• [Instruction] Transcribe the listing in full, excluding any pictures.

• [Material provided]
::::
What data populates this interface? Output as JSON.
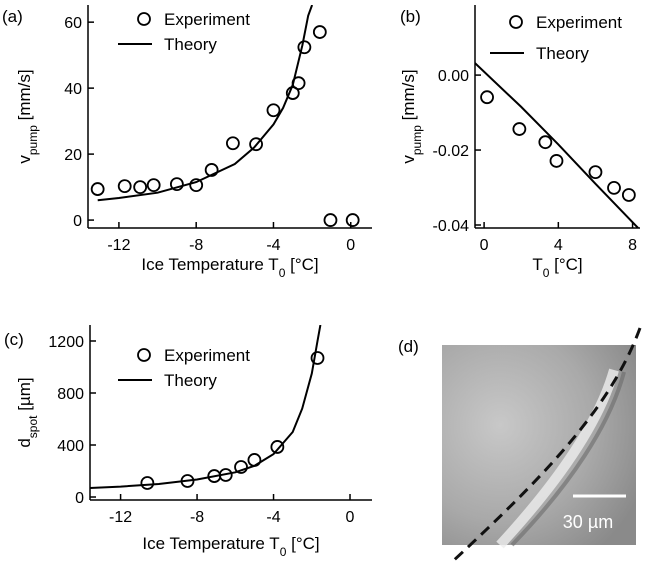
{
  "chart_data": [
    {
      "type": "scatter",
      "panel_label": "(a)",
      "xlabel": [
        "Ice Temperature T",
        "0",
        " [°C]"
      ],
      "ylabel": [
        "v",
        "pump",
        " [mm/s]"
      ],
      "xlim": [
        -13.6,
        1.1
      ],
      "ylim": [
        -2.4,
        65.2
      ],
      "xticks": [
        -12,
        -8,
        -4,
        0
      ],
      "yticks": [
        0,
        20,
        40,
        60
      ],
      "series": [
        {
          "name": "Experiment",
          "type": "scatter",
          "color": "#000000",
          "x": [
            -13.1,
            -11.7,
            -10.9,
            -10.2,
            -9.0,
            -8.0,
            -7.2,
            -6.1,
            -4.9,
            -4.0,
            -3.0,
            -2.7,
            -2.4,
            -1.6,
            -1.05,
            0.1
          ],
          "values": [
            9.4,
            10.3,
            10.0,
            10.6,
            10.9,
            10.6,
            15.2,
            23.3,
            23.0,
            33.3,
            38.5,
            41.5,
            52.4,
            57.0,
            0,
            0
          ]
        },
        {
          "name": "Theory",
          "type": "line",
          "color": "#000000",
          "x": [
            -13.1,
            -12,
            -10,
            -8,
            -6,
            -5,
            -4,
            -3.5,
            -3,
            -2.5,
            -2.2,
            -2.0
          ],
          "values": [
            6,
            6.7,
            8.3,
            11.5,
            17,
            22,
            29,
            34,
            41,
            53,
            62,
            65.2
          ]
        }
      ]
    },
    {
      "type": "scatter",
      "panel_label": "(b)",
      "xlabel": [
        "T",
        "0",
        " [°C]"
      ],
      "ylabel": [
        "v",
        "pump",
        " [mm/s]"
      ],
      "xlim": [
        -0.49,
        8.4
      ],
      "ylim": [
        -0.0408,
        0.0187
      ],
      "xticks": [
        0,
        4,
        8
      ],
      "yticks": [
        {
          "value": 0,
          "label": "0.00"
        },
        {
          "value": -0.02,
          "label": "-0.02"
        },
        {
          "value": -0.04,
          "label": "-0.04"
        }
      ],
      "series": [
        {
          "name": "Experiment",
          "type": "scatter",
          "color": "#000000",
          "x": [
            0.16,
            1.9,
            3.3,
            3.9,
            6.0,
            7.0,
            7.8
          ],
          "values": [
            -0.0059,
            -0.0144,
            -0.0179,
            -0.0229,
            -0.0259,
            -0.0301,
            -0.032
          ]
        },
        {
          "name": "Theory",
          "type": "line",
          "color": "#000000",
          "x": [
            -0.49,
            2,
            4,
            6,
            8.3
          ],
          "values": [
            0.0032,
            -0.0085,
            -0.0185,
            -0.029,
            -0.0408
          ]
        }
      ]
    },
    {
      "type": "scatter",
      "panel_label": "(c)",
      "xlabel": [
        "Ice Temperature T",
        "0",
        " [°C]"
      ],
      "ylabel": [
        "d",
        "spot",
        " [µm]"
      ],
      "xlim": [
        -13.6,
        1.15
      ],
      "ylim": [
        -23,
        1323
      ],
      "xticks": [
        -12,
        -8,
        -4,
        0
      ],
      "yticks": [
        0,
        400,
        800,
        1200
      ],
      "series": [
        {
          "name": "Experiment",
          "type": "scatter",
          "color": "#000000",
          "x": [
            -10.6,
            -8.5,
            -7.1,
            -6.5,
            -5.7,
            -5.0,
            -3.8,
            -1.7
          ],
          "values": [
            108,
            123,
            161,
            169,
            231,
            285,
            385,
            1069
          ]
        },
        {
          "name": "Theory",
          "type": "line",
          "color": "#000000",
          "x": [
            -13.6,
            -12,
            -10,
            -8,
            -6,
            -5,
            -4,
            -3,
            -2.5,
            -2,
            -1.7,
            -1.55
          ],
          "values": [
            69,
            80,
            100,
            135,
            190,
            240,
            330,
            500,
            680,
            950,
            1200,
            1323
          ]
        }
      ]
    }
  ],
  "image_panel": {
    "panel_label": "(d)",
    "scale_bar": "30 µm"
  }
}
::::
• [Complete response]
What data populates this interface? Output as JSON.
{
  "chart_data": [
    {
      "type": "scatter",
      "panel_label": "(a)",
      "xlabel": [
        "Ice Temperature T",
        "0",
        " [°C]"
      ],
      "ylabel": [
        "v",
        "pump",
        " [mm/s]"
      ],
      "xlim": [
        -13.6,
        1.1
      ],
      "ylim": [
        -2.4,
        65.2
      ],
      "xticks": [
        -12,
        -8,
        -4,
        0
      ],
      "yticks": [
        0,
        20,
        40,
        60
      ],
      "series": [
        {
          "name": "Experiment",
          "type": "scatter",
          "color": "#000000",
          "x": [
            -13.1,
            -11.7,
            -10.9,
            -10.2,
            -9.0,
            -8.0,
            -7.2,
            -6.1,
            -4.9,
            -4.0,
            -3.0,
            -2.7,
            -2.4,
            -1.6,
            -1.05,
            0.1
          ],
          "values": [
            9.4,
            10.3,
            10.0,
            10.6,
            10.9,
            10.6,
            15.2,
            23.3,
            23.0,
            33.3,
            38.5,
            41.5,
            52.4,
            57.0,
            0,
            0
          ]
        },
        {
          "name": "Theory",
          "type": "line",
          "color": "#000000",
          "x": [
            -13.1,
            -12,
            -10,
            -8,
            -6,
            -5,
            -4,
            -3.5,
            -3,
            -2.5,
            -2.2,
            -2.0
          ],
          "values": [
            6,
            6.7,
            8.3,
            11.5,
            17,
            22,
            29,
            34,
            41,
            53,
            62,
            65.2
          ]
        }
      ]
    },
    {
      "type": "scatter",
      "panel_label": "(b)",
      "xlabel": [
        "T",
        "0",
        " [°C]"
      ],
      "ylabel": [
        "v",
        "pump",
        " [mm/s]"
      ],
      "xlim": [
        -0.49,
        8.4
      ],
      "ylim": [
        -0.0408,
        0.0187
      ],
      "xticks": [
        0,
        4,
        8
      ],
      "yticks": [
        {
          "value": 0,
          "label": "0.00"
        },
        {
          "value": -0.02,
          "label": "-0.02"
        },
        {
          "value": -0.04,
          "label": "-0.04"
        }
      ],
      "series": [
        {
          "name": "Experiment",
          "type": "scatter",
          "color": "#000000",
          "x": [
            0.16,
            1.9,
            3.3,
            3.9,
            6.0,
            7.0,
            7.8
          ],
          "values": [
            -0.0059,
            -0.0144,
            -0.0179,
            -0.0229,
            -0.0259,
            -0.0301,
            -0.032
          ]
        },
        {
          "name": "Theory",
          "type": "line",
          "color": "#000000",
          "x": [
            -0.49,
            2,
            4,
            6,
            8.3
          ],
          "values": [
            0.0032,
            -0.0085,
            -0.0185,
            -0.029,
            -0.0408
          ]
        }
      ]
    },
    {
      "type": "scatter",
      "panel_label": "(c)",
      "xlabel": [
        "Ice Temperature T",
        "0",
        " [°C]"
      ],
      "ylabel": [
        "d",
        "spot",
        " [µm]"
      ],
      "xlim": [
        -13.6,
        1.15
      ],
      "ylim": [
        -23,
        1323
      ],
      "xticks": [
        -12,
        -8,
        -4,
        0
      ],
      "yticks": [
        0,
        400,
        800,
        1200
      ],
      "series": [
        {
          "name": "Experiment",
          "type": "scatter",
          "color": "#000000",
          "x": [
            -10.6,
            -8.5,
            -7.1,
            -6.5,
            -5.7,
            -5.0,
            -3.8,
            -1.7
          ],
          "values": [
            108,
            123,
            161,
            169,
            231,
            285,
            385,
            1069
          ]
        },
        {
          "name": "Theory",
          "type": "line",
          "color": "#000000",
          "x": [
            -13.6,
            -12,
            -10,
            -8,
            -6,
            -5,
            -4,
            -3,
            -2.5,
            -2,
            -1.7,
            -1.55
          ],
          "values": [
            69,
            80,
            100,
            135,
            190,
            240,
            330,
            500,
            680,
            950,
            1200,
            1323
          ]
        }
      ]
    }
  ],
  "image_panel": {
    "panel_label": "(d)",
    "scale_bar": "30 µm"
  }
}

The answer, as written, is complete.